▶ **Your objective**
Pick out each line with the word "fleets" from the material that follows.
* Start Dataset content *
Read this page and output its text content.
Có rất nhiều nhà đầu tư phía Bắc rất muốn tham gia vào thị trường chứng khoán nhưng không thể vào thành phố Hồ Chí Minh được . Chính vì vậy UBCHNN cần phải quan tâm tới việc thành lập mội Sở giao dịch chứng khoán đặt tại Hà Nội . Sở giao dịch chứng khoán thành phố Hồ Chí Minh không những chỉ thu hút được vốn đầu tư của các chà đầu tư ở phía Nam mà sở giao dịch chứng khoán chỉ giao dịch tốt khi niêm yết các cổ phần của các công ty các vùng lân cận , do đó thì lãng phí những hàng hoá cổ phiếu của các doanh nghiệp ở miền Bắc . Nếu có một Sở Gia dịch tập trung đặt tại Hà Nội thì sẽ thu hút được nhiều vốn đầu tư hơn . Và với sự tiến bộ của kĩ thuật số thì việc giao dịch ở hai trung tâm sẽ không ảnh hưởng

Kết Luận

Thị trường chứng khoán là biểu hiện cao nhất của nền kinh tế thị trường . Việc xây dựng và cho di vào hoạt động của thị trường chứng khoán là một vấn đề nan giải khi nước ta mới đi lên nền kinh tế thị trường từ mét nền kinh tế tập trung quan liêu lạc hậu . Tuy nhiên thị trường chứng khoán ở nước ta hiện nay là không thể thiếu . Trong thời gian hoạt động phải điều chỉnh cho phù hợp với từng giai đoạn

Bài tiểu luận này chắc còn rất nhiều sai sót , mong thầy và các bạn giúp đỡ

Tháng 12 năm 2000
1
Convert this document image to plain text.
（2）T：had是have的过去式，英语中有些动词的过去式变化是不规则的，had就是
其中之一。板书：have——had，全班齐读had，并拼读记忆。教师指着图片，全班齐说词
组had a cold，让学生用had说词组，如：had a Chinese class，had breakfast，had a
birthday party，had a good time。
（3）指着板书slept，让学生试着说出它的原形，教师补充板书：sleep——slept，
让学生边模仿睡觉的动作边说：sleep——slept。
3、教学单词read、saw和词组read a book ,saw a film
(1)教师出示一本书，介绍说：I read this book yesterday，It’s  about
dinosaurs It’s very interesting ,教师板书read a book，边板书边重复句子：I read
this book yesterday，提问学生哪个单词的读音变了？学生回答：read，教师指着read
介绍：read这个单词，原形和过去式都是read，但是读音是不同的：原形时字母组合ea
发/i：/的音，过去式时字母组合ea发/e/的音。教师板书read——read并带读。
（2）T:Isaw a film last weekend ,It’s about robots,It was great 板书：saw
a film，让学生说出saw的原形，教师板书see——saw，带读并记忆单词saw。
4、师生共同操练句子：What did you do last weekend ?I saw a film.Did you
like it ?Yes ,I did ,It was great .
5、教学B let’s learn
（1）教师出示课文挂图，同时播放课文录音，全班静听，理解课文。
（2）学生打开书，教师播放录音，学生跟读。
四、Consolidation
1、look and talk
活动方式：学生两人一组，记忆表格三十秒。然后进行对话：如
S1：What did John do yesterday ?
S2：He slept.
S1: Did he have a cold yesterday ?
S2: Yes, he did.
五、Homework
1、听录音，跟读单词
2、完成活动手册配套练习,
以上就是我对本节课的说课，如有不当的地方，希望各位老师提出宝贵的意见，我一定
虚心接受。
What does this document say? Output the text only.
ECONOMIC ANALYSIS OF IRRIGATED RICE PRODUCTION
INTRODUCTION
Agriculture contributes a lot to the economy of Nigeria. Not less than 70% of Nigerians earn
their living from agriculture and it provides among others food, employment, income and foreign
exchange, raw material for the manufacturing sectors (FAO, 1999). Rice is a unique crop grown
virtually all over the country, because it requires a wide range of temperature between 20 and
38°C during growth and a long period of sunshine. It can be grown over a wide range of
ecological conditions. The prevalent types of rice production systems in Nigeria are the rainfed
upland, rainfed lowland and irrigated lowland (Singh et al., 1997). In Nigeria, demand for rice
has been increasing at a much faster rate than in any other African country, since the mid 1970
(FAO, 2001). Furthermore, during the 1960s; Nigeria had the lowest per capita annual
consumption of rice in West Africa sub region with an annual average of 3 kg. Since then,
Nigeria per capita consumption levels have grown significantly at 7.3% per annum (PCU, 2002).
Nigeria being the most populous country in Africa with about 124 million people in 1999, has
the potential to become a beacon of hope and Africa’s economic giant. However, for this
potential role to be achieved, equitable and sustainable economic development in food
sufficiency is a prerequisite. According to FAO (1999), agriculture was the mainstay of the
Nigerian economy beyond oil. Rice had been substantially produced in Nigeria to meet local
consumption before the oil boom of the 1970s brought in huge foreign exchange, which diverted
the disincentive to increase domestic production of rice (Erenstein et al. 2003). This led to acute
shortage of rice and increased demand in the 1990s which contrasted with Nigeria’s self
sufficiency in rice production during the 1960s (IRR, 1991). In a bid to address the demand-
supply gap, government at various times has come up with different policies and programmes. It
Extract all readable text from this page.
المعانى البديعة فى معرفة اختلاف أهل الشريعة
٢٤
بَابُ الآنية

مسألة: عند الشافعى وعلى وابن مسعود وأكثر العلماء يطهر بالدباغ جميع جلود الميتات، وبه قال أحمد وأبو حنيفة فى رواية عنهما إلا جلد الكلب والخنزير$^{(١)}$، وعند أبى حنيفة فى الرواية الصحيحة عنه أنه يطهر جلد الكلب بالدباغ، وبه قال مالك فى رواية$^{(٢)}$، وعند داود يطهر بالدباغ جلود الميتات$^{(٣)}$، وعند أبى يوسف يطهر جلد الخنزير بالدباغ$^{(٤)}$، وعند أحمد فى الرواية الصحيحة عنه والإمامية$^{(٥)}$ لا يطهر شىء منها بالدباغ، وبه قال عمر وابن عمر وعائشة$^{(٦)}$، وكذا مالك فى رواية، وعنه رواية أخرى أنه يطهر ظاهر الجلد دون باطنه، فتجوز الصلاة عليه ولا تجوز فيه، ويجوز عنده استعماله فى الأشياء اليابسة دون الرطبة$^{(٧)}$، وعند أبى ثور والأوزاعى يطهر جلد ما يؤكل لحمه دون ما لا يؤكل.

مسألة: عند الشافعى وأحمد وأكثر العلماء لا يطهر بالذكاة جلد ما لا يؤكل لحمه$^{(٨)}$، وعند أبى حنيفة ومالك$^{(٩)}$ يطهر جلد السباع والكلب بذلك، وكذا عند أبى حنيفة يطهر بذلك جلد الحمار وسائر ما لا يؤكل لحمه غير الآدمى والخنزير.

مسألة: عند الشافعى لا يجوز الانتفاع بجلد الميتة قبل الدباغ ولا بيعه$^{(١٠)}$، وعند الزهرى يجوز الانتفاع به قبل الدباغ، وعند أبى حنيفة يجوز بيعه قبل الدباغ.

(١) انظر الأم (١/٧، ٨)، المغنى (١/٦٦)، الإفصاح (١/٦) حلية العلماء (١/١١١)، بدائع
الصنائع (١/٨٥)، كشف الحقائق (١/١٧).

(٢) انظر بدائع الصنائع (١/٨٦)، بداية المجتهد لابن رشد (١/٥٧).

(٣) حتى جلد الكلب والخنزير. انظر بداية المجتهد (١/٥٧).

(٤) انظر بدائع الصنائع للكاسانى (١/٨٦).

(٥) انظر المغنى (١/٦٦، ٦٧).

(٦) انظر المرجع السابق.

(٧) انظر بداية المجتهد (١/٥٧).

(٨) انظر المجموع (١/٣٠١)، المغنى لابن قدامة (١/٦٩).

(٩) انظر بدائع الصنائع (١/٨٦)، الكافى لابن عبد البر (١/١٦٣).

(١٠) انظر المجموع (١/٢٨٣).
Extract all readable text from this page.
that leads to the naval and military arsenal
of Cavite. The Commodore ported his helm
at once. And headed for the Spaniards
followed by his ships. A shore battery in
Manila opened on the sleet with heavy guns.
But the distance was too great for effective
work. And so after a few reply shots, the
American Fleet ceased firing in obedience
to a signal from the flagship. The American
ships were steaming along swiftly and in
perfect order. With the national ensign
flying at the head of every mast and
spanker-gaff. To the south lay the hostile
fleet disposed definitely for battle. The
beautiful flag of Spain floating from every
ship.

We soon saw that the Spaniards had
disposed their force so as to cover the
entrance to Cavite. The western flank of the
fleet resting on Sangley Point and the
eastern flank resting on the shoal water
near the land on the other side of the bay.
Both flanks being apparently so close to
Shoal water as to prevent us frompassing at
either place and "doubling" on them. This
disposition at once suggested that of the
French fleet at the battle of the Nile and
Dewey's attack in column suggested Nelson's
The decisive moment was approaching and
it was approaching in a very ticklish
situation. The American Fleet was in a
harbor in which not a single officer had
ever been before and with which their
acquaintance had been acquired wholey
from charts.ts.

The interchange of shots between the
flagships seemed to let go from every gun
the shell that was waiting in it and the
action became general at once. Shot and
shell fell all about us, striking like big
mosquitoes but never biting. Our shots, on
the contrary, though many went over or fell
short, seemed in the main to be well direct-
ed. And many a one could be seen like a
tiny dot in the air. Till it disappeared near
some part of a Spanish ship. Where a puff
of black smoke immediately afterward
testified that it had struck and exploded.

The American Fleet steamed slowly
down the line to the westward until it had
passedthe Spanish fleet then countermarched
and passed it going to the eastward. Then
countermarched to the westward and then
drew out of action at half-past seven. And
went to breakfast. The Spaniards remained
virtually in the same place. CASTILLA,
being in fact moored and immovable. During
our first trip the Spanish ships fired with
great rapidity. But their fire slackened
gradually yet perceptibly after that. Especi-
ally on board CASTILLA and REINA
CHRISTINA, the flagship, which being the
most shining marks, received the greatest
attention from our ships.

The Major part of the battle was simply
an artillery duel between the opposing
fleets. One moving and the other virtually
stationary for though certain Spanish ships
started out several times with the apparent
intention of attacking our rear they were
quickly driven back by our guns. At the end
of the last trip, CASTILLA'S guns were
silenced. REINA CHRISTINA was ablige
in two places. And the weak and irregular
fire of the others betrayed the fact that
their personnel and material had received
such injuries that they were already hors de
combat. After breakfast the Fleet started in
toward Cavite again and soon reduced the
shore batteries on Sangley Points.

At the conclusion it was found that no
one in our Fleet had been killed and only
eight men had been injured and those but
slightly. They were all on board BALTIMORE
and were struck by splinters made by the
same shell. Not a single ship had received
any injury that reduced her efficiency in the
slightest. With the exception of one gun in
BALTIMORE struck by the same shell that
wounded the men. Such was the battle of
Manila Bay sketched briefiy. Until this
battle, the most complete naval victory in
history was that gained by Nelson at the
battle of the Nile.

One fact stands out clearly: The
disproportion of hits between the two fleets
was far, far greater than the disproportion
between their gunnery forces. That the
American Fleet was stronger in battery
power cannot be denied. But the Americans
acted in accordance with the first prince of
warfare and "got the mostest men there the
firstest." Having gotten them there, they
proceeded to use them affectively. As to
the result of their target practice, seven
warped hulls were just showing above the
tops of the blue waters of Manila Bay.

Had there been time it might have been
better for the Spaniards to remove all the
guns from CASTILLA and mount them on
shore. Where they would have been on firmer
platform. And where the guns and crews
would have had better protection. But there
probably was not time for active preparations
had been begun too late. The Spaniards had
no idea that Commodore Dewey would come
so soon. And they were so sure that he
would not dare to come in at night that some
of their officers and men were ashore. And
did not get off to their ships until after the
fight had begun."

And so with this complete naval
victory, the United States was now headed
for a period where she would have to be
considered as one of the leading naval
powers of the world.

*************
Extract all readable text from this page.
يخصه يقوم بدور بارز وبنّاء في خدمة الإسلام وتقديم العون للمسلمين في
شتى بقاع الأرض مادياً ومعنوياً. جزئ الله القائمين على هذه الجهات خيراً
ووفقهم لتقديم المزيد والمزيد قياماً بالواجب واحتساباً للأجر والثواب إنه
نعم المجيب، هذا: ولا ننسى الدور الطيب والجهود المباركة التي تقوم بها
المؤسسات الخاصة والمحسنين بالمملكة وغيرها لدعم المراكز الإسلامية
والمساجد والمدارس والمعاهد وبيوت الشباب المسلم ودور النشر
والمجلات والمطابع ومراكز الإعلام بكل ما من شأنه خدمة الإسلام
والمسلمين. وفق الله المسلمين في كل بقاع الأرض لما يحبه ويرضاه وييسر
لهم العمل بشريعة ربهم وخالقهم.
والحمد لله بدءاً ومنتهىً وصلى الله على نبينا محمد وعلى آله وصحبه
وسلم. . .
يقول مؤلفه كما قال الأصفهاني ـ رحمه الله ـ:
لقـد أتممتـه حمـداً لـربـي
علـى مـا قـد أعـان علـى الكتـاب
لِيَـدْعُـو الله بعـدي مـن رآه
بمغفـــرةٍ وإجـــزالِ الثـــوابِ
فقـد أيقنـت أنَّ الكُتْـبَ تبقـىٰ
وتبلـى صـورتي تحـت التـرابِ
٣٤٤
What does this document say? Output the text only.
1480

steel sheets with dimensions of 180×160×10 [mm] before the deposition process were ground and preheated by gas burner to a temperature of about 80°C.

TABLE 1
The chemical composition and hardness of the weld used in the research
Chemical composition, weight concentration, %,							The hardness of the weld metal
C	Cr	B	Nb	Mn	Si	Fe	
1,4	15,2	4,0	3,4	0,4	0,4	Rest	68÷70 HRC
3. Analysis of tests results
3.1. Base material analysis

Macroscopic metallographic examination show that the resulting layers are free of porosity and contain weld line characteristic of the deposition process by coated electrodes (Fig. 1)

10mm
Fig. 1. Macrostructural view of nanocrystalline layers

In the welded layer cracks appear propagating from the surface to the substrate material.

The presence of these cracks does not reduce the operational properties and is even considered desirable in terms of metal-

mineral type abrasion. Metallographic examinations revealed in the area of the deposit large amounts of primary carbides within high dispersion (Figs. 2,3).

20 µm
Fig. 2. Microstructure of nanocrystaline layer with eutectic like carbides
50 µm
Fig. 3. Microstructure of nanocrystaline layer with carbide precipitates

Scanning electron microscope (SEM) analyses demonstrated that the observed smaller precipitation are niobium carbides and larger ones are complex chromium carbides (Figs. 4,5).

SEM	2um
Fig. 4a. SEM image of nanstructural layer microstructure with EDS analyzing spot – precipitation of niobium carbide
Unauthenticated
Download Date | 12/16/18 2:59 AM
* End Dataset content *
▶ **Exercise result**
fleets. One moving and the other virtually
disproportion of hits between the two fleets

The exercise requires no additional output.